(Lines of data)
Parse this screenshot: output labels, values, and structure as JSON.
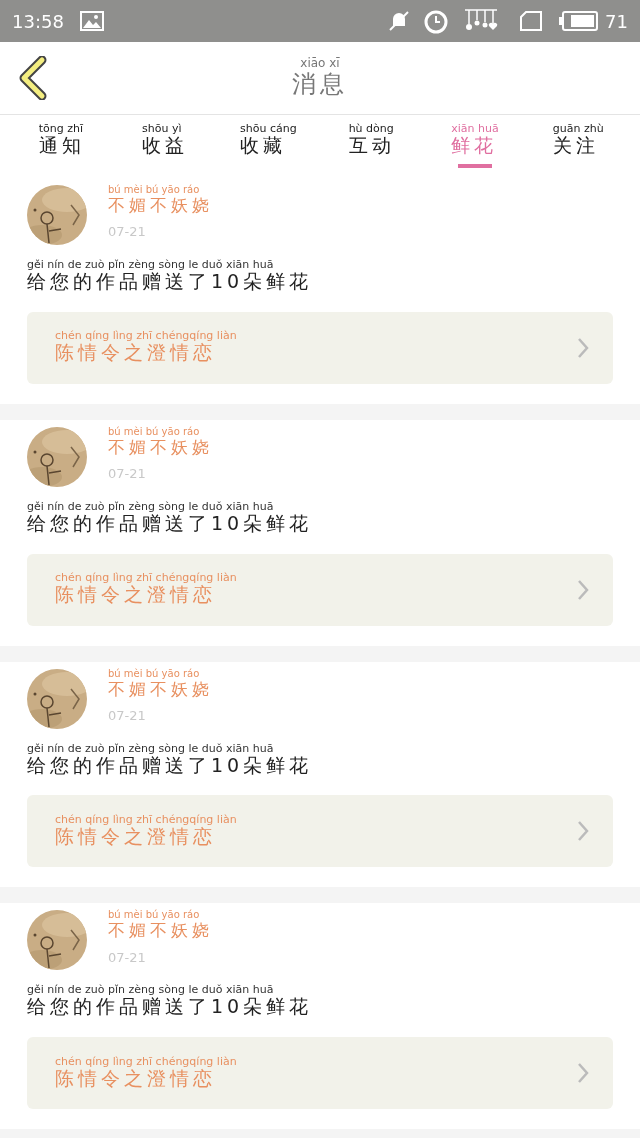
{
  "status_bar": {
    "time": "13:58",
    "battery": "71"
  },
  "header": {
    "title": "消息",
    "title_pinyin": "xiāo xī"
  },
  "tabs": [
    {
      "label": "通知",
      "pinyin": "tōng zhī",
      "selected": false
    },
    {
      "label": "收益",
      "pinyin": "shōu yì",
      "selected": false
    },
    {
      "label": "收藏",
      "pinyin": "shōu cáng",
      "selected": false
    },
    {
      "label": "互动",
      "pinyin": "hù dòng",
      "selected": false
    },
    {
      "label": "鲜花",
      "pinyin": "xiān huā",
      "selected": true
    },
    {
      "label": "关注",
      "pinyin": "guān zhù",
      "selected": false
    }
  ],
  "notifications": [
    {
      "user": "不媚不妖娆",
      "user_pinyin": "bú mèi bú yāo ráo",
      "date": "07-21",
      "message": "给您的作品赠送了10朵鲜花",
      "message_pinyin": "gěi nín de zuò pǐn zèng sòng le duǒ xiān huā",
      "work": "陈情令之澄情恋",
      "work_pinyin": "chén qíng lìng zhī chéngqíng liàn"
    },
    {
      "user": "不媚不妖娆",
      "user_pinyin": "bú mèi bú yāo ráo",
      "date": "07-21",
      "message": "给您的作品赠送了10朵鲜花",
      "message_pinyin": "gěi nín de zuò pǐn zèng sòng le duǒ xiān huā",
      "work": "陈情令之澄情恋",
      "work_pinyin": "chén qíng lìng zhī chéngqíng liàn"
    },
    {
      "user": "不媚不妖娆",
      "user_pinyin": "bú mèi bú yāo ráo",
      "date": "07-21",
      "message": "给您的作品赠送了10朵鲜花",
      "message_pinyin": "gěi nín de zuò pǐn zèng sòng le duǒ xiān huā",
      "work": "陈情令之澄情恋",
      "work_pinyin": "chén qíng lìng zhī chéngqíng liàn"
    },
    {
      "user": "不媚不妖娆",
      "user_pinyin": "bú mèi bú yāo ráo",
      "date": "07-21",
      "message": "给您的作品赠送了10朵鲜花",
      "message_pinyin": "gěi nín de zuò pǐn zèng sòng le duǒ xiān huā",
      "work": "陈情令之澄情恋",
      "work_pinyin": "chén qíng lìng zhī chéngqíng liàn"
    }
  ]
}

Written exercise – Return the entries unchanged, save for the pictures, which do not belong in the copy.

Written solution –
Parse this screenshot: output labels, values, and structure as JSON.
{
  "status_bar": {
    "time": "13:58",
    "battery": "71"
  },
  "header": {
    "title": "消息",
    "title_pinyin": "xiāo xī"
  },
  "tabs": [
    {
      "label": "通知",
      "pinyin": "tōng zhī",
      "selected": false
    },
    {
      "label": "收益",
      "pinyin": "shōu yì",
      "selected": false
    },
    {
      "label": "收藏",
      "pinyin": "shōu cáng",
      "selected": false
    },
    {
      "label": "互动",
      "pinyin": "hù dòng",
      "selected": false
    },
    {
      "label": "鲜花",
      "pinyin": "xiān huā",
      "selected": true
    },
    {
      "label": "关注",
      "pinyin": "guān zhù",
      "selected": false
    }
  ],
  "notifications": [
    {
      "user": "不媚不妖娆",
      "user_pinyin": "bú mèi bú yāo ráo",
      "date": "07-21",
      "message": "给您的作品赠送了10朵鲜花",
      "message_pinyin": "gěi nín de zuò pǐn zèng sòng le duǒ xiān huā",
      "work": "陈情令之澄情恋",
      "work_pinyin": "chén qíng lìng zhī chéngqíng liàn"
    },
    {
      "user": "不媚不妖娆",
      "user_pinyin": "bú mèi bú yāo ráo",
      "date": "07-21",
      "message": "给您的作品赠送了10朵鲜花",
      "message_pinyin": "gěi nín de zuò pǐn zèng sòng le duǒ xiān huā",
      "work": "陈情令之澄情恋",
      "work_pinyin": "chén qíng lìng zhī chéngqíng liàn"
    },
    {
      "user": "不媚不妖娆",
      "user_pinyin": "bú mèi bú yāo ráo",
      "date": "07-21",
      "message": "给您的作品赠送了10朵鲜花",
      "message_pinyin": "gěi nín de zuò pǐn zèng sòng le duǒ xiān huā",
      "work": "陈情令之澄情恋",
      "work_pinyin": "chén qíng lìng zhī chéngqíng liàn"
    },
    {
      "user": "不媚不妖娆",
      "user_pinyin": "bú mèi bú yāo ráo",
      "date": "07-21",
      "message": "给您的作品赠送了10朵鲜花",
      "message_pinyin": "gěi nín de zuò pǐn zèng sòng le duǒ xiān huā",
      "work": "陈情令之澄情恋",
      "work_pinyin": "chén qíng lìng zhī chéngqíng liàn"
    }
  ]
}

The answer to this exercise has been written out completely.